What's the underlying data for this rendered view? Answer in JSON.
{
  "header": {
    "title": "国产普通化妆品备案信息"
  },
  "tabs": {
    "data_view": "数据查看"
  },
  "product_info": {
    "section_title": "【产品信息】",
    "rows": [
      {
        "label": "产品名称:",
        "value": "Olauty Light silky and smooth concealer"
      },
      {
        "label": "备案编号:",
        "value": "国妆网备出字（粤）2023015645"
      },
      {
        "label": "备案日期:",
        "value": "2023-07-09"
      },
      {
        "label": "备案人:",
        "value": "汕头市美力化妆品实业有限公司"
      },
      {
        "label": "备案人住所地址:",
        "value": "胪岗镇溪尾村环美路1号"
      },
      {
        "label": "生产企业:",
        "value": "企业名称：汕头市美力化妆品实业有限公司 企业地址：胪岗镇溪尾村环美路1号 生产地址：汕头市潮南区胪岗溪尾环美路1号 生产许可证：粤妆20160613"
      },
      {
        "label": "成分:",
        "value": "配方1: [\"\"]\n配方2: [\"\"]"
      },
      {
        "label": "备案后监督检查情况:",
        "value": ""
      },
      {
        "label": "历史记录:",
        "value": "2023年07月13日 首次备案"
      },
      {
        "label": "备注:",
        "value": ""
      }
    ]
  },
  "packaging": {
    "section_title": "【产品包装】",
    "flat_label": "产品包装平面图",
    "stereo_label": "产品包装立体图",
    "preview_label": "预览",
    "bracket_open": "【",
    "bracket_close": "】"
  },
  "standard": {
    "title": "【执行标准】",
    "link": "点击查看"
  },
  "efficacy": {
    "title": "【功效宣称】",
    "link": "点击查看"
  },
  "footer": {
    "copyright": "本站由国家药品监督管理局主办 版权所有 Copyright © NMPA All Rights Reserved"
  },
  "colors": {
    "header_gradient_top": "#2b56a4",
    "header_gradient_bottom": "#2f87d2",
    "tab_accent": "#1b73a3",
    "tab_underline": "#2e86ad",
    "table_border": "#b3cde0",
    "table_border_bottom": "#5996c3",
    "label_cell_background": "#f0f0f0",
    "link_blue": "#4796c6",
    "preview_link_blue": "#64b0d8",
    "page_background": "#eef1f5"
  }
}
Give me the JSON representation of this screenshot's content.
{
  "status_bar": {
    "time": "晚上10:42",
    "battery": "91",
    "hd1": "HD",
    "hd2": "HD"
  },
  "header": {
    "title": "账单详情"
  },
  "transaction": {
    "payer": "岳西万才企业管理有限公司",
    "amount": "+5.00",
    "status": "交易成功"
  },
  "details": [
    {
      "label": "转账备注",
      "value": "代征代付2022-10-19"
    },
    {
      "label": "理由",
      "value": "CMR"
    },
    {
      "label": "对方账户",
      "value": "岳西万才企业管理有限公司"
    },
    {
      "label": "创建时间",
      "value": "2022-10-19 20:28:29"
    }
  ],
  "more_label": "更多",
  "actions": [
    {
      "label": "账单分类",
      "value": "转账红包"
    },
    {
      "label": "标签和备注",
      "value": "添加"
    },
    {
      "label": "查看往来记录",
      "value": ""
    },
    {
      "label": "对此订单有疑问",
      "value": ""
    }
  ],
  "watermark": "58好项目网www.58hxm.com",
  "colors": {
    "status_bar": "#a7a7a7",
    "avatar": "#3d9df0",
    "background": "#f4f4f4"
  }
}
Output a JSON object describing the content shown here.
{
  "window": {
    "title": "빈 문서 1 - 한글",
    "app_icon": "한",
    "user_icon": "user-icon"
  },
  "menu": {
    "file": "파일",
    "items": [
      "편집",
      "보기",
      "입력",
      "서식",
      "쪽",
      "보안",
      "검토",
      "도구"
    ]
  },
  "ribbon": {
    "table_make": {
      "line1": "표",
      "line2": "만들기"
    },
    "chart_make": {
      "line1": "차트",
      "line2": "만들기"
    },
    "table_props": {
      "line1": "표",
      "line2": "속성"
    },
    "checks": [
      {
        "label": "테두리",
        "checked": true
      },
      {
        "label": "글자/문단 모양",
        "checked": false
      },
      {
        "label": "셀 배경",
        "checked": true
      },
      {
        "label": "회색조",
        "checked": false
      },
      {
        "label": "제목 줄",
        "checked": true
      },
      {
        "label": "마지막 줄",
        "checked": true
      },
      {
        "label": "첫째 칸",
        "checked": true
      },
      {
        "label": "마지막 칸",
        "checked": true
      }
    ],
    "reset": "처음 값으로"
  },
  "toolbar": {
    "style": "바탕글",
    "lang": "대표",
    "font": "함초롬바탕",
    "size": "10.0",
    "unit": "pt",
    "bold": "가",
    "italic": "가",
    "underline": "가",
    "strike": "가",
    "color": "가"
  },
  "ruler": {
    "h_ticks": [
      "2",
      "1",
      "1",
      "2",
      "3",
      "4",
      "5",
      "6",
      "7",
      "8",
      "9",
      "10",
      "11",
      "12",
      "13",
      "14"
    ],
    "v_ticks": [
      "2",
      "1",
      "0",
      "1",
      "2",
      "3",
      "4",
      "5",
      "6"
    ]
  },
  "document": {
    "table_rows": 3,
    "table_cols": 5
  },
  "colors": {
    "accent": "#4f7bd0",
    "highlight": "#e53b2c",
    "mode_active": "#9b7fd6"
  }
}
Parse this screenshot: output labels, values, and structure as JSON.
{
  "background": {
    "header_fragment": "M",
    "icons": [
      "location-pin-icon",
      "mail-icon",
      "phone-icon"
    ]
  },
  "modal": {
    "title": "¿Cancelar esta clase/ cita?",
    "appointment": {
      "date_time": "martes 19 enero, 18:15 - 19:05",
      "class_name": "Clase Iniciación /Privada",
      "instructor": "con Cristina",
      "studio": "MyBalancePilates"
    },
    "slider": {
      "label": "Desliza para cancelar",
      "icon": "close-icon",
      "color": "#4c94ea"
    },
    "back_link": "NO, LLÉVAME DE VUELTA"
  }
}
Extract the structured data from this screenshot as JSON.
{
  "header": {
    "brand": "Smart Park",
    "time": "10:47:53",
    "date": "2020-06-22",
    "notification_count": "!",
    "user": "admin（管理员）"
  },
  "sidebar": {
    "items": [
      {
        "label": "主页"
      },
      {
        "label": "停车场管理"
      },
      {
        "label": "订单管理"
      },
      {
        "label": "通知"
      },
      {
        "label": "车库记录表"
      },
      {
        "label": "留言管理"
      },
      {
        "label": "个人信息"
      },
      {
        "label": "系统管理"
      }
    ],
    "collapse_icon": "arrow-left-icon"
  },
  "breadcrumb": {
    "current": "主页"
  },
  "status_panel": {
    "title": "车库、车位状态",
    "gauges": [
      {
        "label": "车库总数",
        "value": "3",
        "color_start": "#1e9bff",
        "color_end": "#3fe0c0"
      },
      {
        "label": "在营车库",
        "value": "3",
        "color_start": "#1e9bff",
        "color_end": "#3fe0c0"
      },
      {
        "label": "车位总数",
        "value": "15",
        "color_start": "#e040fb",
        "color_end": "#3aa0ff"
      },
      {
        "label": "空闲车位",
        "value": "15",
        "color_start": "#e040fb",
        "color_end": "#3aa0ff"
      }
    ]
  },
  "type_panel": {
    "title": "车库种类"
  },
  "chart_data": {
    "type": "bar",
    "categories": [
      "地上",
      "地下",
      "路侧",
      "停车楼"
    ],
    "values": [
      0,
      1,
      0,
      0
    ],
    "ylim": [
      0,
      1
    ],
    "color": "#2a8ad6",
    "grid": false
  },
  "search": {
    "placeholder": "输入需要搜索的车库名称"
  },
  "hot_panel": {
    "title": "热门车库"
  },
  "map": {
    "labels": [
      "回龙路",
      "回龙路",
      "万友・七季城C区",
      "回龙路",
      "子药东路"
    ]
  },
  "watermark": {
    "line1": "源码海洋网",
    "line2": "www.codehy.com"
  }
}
===============
▶ _YOUR OBJECTIVE_
Above are some records. Print them all exactly.

▶ _FINAL RESULT_
What's the underlying data for this rendered view? Answer in JSON.
{
  "header": {
    "title": "国产普通化妆品备案信息"
  },
  "tabs": {
    "data_view": "数据查看"
  },
  "product_info": {
    "section_title": "【产品信息】",
    "rows": [
      {
        "label": "产品名称:",
        "value": "Olauty Light silky and smooth concealer"
      },
      {
        "label": "备案编号:",
        "value": "国妆网备出字（粤）2023015645"
      },
      {
        "label": "备案日期:",
        "value": "2023-07-09"
      },
      {
        "label": "备案人:",
        "value": "汕头市美力化妆品实业有限公司"
      },
      {
        "label": "备案人住所地址:",
        "value": "胪岗镇溪尾村环美路1号"
      },
      {
        "label": "生产企业:",
        "value": "企业名称：汕头市美力化妆品实业有限公司 企业地址：胪岗镇溪尾村环美路1号 生产地址：汕头市潮南区胪岗溪尾环美路1号 生产许可证：粤妆20160613"
      },
      {
        "label": "成分:",
        "value": "配方1: [\"\"]\n配方2: [\"\"]"
      },
      {
        "label": "备案后监督检查情况:",
        "value": ""
      },
      {
        "label": "历史记录:",
        "value": "2023年07月13日 首次备案"
      },
      {
        "label": "备注:",
        "value": ""
      }
    ]
  },
  "packaging": {
    "section_title": "【产品包装】",
    "flat_label": "产品包装平面图",
    "stereo_label": "产品包装立体图",
    "preview_label": "预览",
    "bracket_open": "【",
    "bracket_close": "】"
  },
  "standard": {
    "title": "【执行标准】",
    "link": "点击查看"
  },
  "efficacy": {
    "title": "【功效宣称】",
    "link": "点击查看"
  },
  "footer": {
    "copyright": "本站由国家药品监督管理局主办 版权所有 Copyright © NMPA All Rights Reserved"
  },
  "colors": {
    "header_gradient_top": "#2b56a4",
    "header_gradient_bottom": "#2f87d2",
    "tab_accent": "#1b73a3",
    "tab_underline": "#2e86ad",
    "table_border": "#b3cde0",
    "table_border_bottom": "#5996c3",
    "label_cell_background": "#f0f0f0",
    "link_blue": "#4796c6",
    "preview_link_blue": "#64b0d8",
    "page_background": "#eef1f5"
  }
}
Give me the JSON representation of this screenshot's content.
{
  "status_bar": {
    "time": "晚上10:42",
    "battery": "91",
    "hd1": "HD",
    "hd2": "HD"
  },
  "header": {
    "title": "账单详情"
  },
  "transaction": {
    "payer": "岳西万才企业管理有限公司",
    "amount": "+5.00",
    "status": "交易成功"
  },
  "details": [
    {
      "label": "转账备注",
      "value": "代征代付2022-10-19"
    },
    {
      "label": "理由",
      "value": "CMR"
    },
    {
      "label": "对方账户",
      "value": "岳西万才企业管理有限公司"
    },
    {
      "label": "创建时间",
      "value": "2022-10-19 20:28:29"
    }
  ],
  "more_label": "更多",
  "actions": [
    {
      "label": "账单分类",
      "value": "转账红包"
    },
    {
      "label": "标签和备注",
      "value": "添加"
    },
    {
      "label": "查看往来记录",
      "value": ""
    },
    {
      "label": "对此订单有疑问",
      "value": ""
    }
  ],
  "watermark": "58好项目网www.58hxm.com",
  "colors": {
    "status_bar": "#a7a7a7",
    "avatar": "#3d9df0",
    "background": "#f4f4f4"
  }
}
Output a JSON object describing the content shown here.
{
  "window": {
    "title": "빈 문서 1 - 한글",
    "app_icon": "한",
    "user_icon": "user-icon"
  },
  "menu": {
    "file": "파일",
    "items": [
      "편집",
      "보기",
      "입력",
      "서식",
      "쪽",
      "보안",
      "검토",
      "도구"
    ]
  },
  "ribbon": {
    "table_make": {
      "line1": "표",
      "line2": "만들기"
    },
    "chart_make": {
      "line1": "차트",
      "line2": "만들기"
    },
    "table_props": {
      "line1": "표",
      "line2": "속성"
    },
    "checks": [
      {
        "label": "테두리",
        "checked": true
      },
      {
        "label": "글자/문단 모양",
        "checked": false
      },
      {
        "label": "셀 배경",
        "checked": true
      },
      {
        "label": "회색조",
        "checked": false
      },
      {
        "label": "제목 줄",
        "checked": true
      },
      {
        "label": "마지막 줄",
        "checked": true
      },
      {
        "label": "첫째 칸",
        "checked": true
      },
      {
        "label": "마지막 칸",
        "checked": true
      }
    ],
    "reset": "처음 값으로"
  },
  "toolbar": {
    "style": "바탕글",
    "lang": "대표",
    "font": "함초롬바탕",
    "size": "10.0",
    "unit": "pt",
    "bold": "가",
    "italic": "가",
    "underline": "가",
    "strike": "가",
    "color": "가"
  },
  "ruler": {
    "h_ticks": [
      "2",
      "1",
      "1",
      "2",
      "3",
      "4",
      "5",
      "6",
      "7",
      "8",
      "9",
      "10",
      "11",
      "12",
      "13",
      "14"
    ],
    "v_ticks": [
      "2",
      "1",
      "0",
      "1",
      "2",
      "3",
      "4",
      "5",
      "6"
    ]
  },
  "document": {
    "table_rows": 3,
    "table_cols": 5
  },
  "colors": {
    "accent": "#4f7bd0",
    "highlight": "#e53b2c",
    "mode_active": "#9b7fd6"
  }
}
Parse this screenshot: output labels, values, and structure as JSON.
{
  "background": {
    "header_fragment": "M",
    "icons": [
      "location-pin-icon",
      "mail-icon",
      "phone-icon"
    ]
  },
  "modal": {
    "title": "¿Cancelar esta clase/ cita?",
    "appointment": {
      "date_time": "martes 19 enero, 18:15 - 19:05",
      "class_name": "Clase Iniciación /Privada",
      "instructor": "con Cristina",
      "studio": "MyBalancePilates"
    },
    "slider": {
      "label": "Desliza para cancelar",
      "icon": "close-icon",
      "color": "#4c94ea"
    },
    "back_link": "NO, LLÉVAME DE VUELTA"
  }
}
Extract the structured data from this screenshot as JSON.
{
  "header": {
    "brand": "Smart Park",
    "time": "10:47:53",
    "date": "2020-06-22",
    "notification_count": "!",
    "user": "admin（管理员）"
  },
  "sidebar": {
    "items": [
      {
        "label": "主页"
      },
      {
        "label": "停车场管理"
      },
      {
        "label": "订单管理"
      },
      {
        "label": "通知"
      },
      {
        "label": "车库记录表"
      },
      {
        "label": "留言管理"
      },
      {
        "label": "个人信息"
      },
      {
        "label": "系统管理"
      }
    ],
    "collapse_icon": "arrow-left-icon"
  },
  "breadcrumb": {
    "current": "主页"
  },
  "status_panel": {
    "title": "车库、车位状态",
    "gauges": [
      {
        "label": "车库总数",
        "value": "3",
        "color_start": "#1e9bff",
        "color_end": "#3fe0c0"
      },
      {
        "label": "在营车库",
        "value": "3",
        "color_start": "#1e9bff",
        "color_end": "#3fe0c0"
      },
      {
        "label": "车位总数",
        "value": "15",
        "color_start": "#e040fb",
        "color_end": "#3aa0ff"
      },
      {
        "label": "空闲车位",
        "value": "15",
        "color_start": "#e040fb",
        "color_end": "#3aa0ff"
      }
    ]
  },
  "type_panel": {
    "title": "车库种类"
  },
  "chart_data": {
    "type": "bar",
    "categories": [
      "地上",
      "地下",
      "路侧",
      "停车楼"
    ],
    "values": [
      0,
      1,
      0,
      0
    ],
    "ylim": [
      0,
      1
    ],
    "color": "#2a8ad6",
    "grid": false
  },
  "search": {
    "placeholder": "输入需要搜索的车库名称"
  },
  "hot_panel": {
    "title": "热门车库"
  },
  "map": {
    "labels": [
      "回龙路",
      "回龙路",
      "万友・七季城C区",
      "回龙路",
      "子药东路"
    ]
  },
  "watermark": {
    "line1": "源码海洋网",
    "line2": "www.codehy.com"
  }
}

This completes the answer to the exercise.